(Source records)
*****
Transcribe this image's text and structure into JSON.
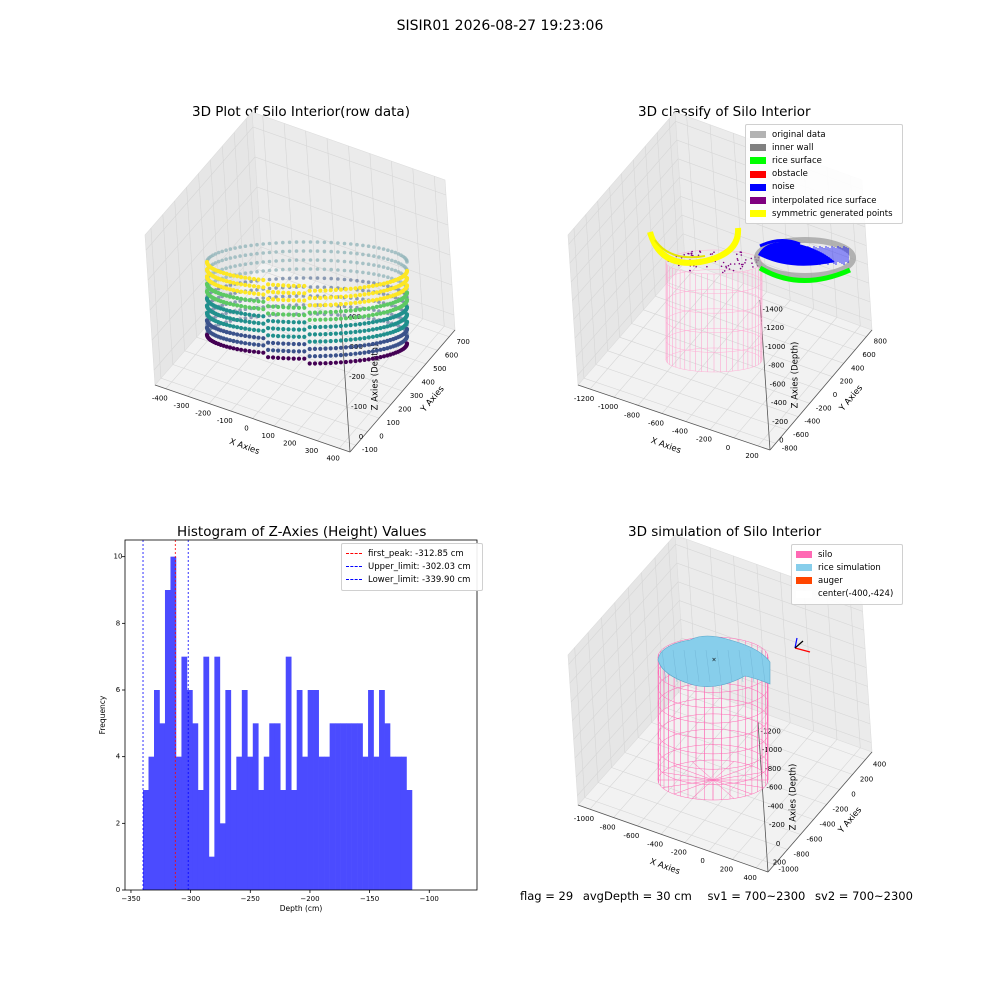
{
  "suptitle": "SISIR01 2026-08-27 19:23:06",
  "panels": [
    {
      "title": "3D Plot of Silo Interior(row data)",
      "x_label": "X Axies",
      "y_label": "Y Axies",
      "z_label": "Z Axies (Depth)",
      "x_ticks": [
        "-400",
        "-300",
        "-200",
        "-100",
        "0",
        "100",
        "200",
        "300",
        "400"
      ],
      "y_ticks": [
        "-100",
        "0",
        "100",
        "200",
        "300",
        "400",
        "500",
        "600",
        "700"
      ],
      "z_ticks": [
        "-400",
        "-300",
        "-200",
        "-100",
        "0"
      ]
    },
    {
      "title": "3D classify of Silo Interior",
      "x_label": "X Axies",
      "y_label": "Y Axies",
      "z_label": "Z Axies (Depth)",
      "x_ticks": [
        "-1200",
        "-1000",
        "-800",
        "-600",
        "-400",
        "-200",
        "0",
        "200"
      ],
      "y_ticks": [
        "-800",
        "-600",
        "-400",
        "-200",
        "0",
        "200",
        "400",
        "600",
        "800"
      ],
      "z_ticks": [
        "-1400",
        "-1200",
        "-1000",
        "-800",
        "-600",
        "-400",
        "-200",
        "0"
      ],
      "legend": [
        {
          "label": "original data",
          "color": "#b3b3b3"
        },
        {
          "label": "inner wall",
          "color": "#808080"
        },
        {
          "label": "rice surface",
          "color": "#00ff00"
        },
        {
          "label": "obstacle",
          "color": "#ff0000"
        },
        {
          "label": "noise",
          "color": "#0000ff"
        },
        {
          "label": "interpolated rice surface",
          "color": "#800080"
        },
        {
          "label": "symmetric generated points",
          "color": "#ffff00"
        }
      ]
    },
    {
      "title": "3D simulation of Silo Interior",
      "x_label": "X Axies",
      "y_label": "Y Axies",
      "z_label": "Z Axies (Depth)",
      "x_ticks": [
        "-1000",
        "-800",
        "-600",
        "-400",
        "-200",
        "0",
        "200",
        "400"
      ],
      "y_ticks": [
        "-1000",
        "-800",
        "-600",
        "-400",
        "-200",
        "0",
        "200",
        "400"
      ],
      "z_ticks": [
        "-1200",
        "-1000",
        "-800",
        "-600",
        "-400",
        "-200",
        "0",
        "200"
      ],
      "legend": [
        {
          "label": "silo",
          "color": "#ff69b4"
        },
        {
          "label": "rice simulation",
          "color": "#87ceeb"
        },
        {
          "label": "auger",
          "color": "#ff4500"
        },
        {
          "label": "center(-400,-424)",
          "color": "#ffffff"
        }
      ]
    }
  ],
  "chart_data": {
    "type": "bar",
    "title": "Histogram of Z-Axies (Height) Values",
    "xlabel": "Depth (cm)",
    "ylabel": "Frequency",
    "xlim": [
      -355,
      -60
    ],
    "ylim": [
      0,
      10.5
    ],
    "x_ticks": [
      -350,
      -300,
      -250,
      -200,
      -150,
      -100
    ],
    "y_ticks": [
      0,
      2,
      4,
      6,
      8,
      10
    ],
    "bins_start": -339.9,
    "bin_width": 4.6,
    "values": [
      3,
      4,
      6,
      5,
      9,
      10,
      4,
      7,
      6,
      5,
      3,
      7,
      1,
      7,
      2,
      6,
      3,
      4,
      6,
      4,
      5,
      3,
      4,
      5,
      5,
      3,
      7,
      3,
      6,
      4,
      6,
      6,
      4,
      4,
      5,
      5,
      5,
      5,
      5,
      5,
      4,
      6,
      4,
      6,
      5,
      4,
      4,
      4,
      3
    ],
    "vlines": [
      {
        "label": "first_peak: -312.85 cm",
        "x": -312.85,
        "color": "#ff0000"
      },
      {
        "label": "Upper_limit: -302.03 cm",
        "x": -302.03,
        "color": "#0000ff"
      },
      {
        "label": "Lower_limit: -339.90 cm",
        "x": -339.9,
        "color": "#0000ff"
      }
    ],
    "bar_color": "#4b4bff"
  },
  "footer": {
    "flag": "flag = 29",
    "avg_depth": "avgDepth = 30 cm",
    "sv1": "sv1 = 700~2300",
    "sv2": "sv2 = 700~2300"
  }
}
*****
Every line above should be returned exactly; the pictures stay out.

Transcribe this image's text and structure into JSON.
{
  "suptitle": "SISIR01 2026-08-27 19:23:06",
  "panels": [
    {
      "title": "3D Plot of Silo Interior(row data)",
      "x_label": "X Axies",
      "y_label": "Y Axies",
      "z_label": "Z Axies (Depth)",
      "x_ticks": [
        "-400",
        "-300",
        "-200",
        "-100",
        "0",
        "100",
        "200",
        "300",
        "400"
      ],
      "y_ticks": [
        "-100",
        "0",
        "100",
        "200",
        "300",
        "400",
        "500",
        "600",
        "700"
      ],
      "z_ticks": [
        "-400",
        "-300",
        "-200",
        "-100",
        "0"
      ]
    },
    {
      "title": "3D classify of Silo Interior",
      "x_label": "X Axies",
      "y_label": "Y Axies",
      "z_label": "Z Axies (Depth)",
      "x_ticks": [
        "-1200",
        "-1000",
        "-800",
        "-600",
        "-400",
        "-200",
        "0",
        "200"
      ],
      "y_ticks": [
        "-800",
        "-600",
        "-400",
        "-200",
        "0",
        "200",
        "400",
        "600",
        "800"
      ],
      "z_ticks": [
        "-1400",
        "-1200",
        "-1000",
        "-800",
        "-600",
        "-400",
        "-200",
        "0"
      ],
      "legend": [
        {
          "label": "original data",
          "color": "#b3b3b3"
        },
        {
          "label": "inner wall",
          "color": "#808080"
        },
        {
          "label": "rice surface",
          "color": "#00ff00"
        },
        {
          "label": "obstacle",
          "color": "#ff0000"
        },
        {
          "label": "noise",
          "color": "#0000ff"
        },
        {
          "label": "interpolated rice surface",
          "color": "#800080"
        },
        {
          "label": "symmetric generated points",
          "color": "#ffff00"
        }
      ]
    },
    {
      "title": "3D simulation of Silo Interior",
      "x_label": "X Axies",
      "y_label": "Y Axies",
      "z_label": "Z Axies (Depth)",
      "x_ticks": [
        "-1000",
        "-800",
        "-600",
        "-400",
        "-200",
        "0",
        "200",
        "400"
      ],
      "y_ticks": [
        "-1000",
        "-800",
        "-600",
        "-400",
        "-200",
        "0",
        "200",
        "400"
      ],
      "z_ticks": [
        "-1200",
        "-1000",
        "-800",
        "-600",
        "-400",
        "-200",
        "0",
        "200"
      ],
      "legend": [
        {
          "label": "silo",
          "color": "#ff69b4"
        },
        {
          "label": "rice simulation",
          "color": "#87ceeb"
        },
        {
          "label": "auger",
          "color": "#ff4500"
        },
        {
          "label": "center(-400,-424)",
          "color": "#ffffff"
        }
      ]
    }
  ],
  "chart_data": {
    "type": "bar",
    "title": "Histogram of Z-Axies (Height) Values",
    "xlabel": "Depth (cm)",
    "ylabel": "Frequency",
    "xlim": [
      -355,
      -60
    ],
    "ylim": [
      0,
      10.5
    ],
    "x_ticks": [
      -350,
      -300,
      -250,
      -200,
      -150,
      -100
    ],
    "y_ticks": [
      0,
      2,
      4,
      6,
      8,
      10
    ],
    "bins_start": -339.9,
    "bin_width": 4.6,
    "values": [
      3,
      4,
      6,
      5,
      9,
      10,
      4,
      7,
      6,
      5,
      3,
      7,
      1,
      7,
      2,
      6,
      3,
      4,
      6,
      4,
      5,
      3,
      4,
      5,
      5,
      3,
      7,
      3,
      6,
      4,
      6,
      6,
      4,
      4,
      5,
      5,
      5,
      5,
      5,
      5,
      4,
      6,
      4,
      6,
      5,
      4,
      4,
      4,
      3
    ],
    "vlines": [
      {
        "label": "first_peak: -312.85 cm",
        "x": -312.85,
        "color": "#ff0000"
      },
      {
        "label": "Upper_limit: -302.03 cm",
        "x": -302.03,
        "color": "#0000ff"
      },
      {
        "label": "Lower_limit: -339.90 cm",
        "x": -339.9,
        "color": "#0000ff"
      }
    ],
    "bar_color": "#4b4bff"
  },
  "footer": {
    "flag": "flag = 29",
    "avg_depth": "avgDepth = 30 cm",
    "sv1": "sv1 = 700~2300",
    "sv2": "sv2 = 700~2300"
  }
}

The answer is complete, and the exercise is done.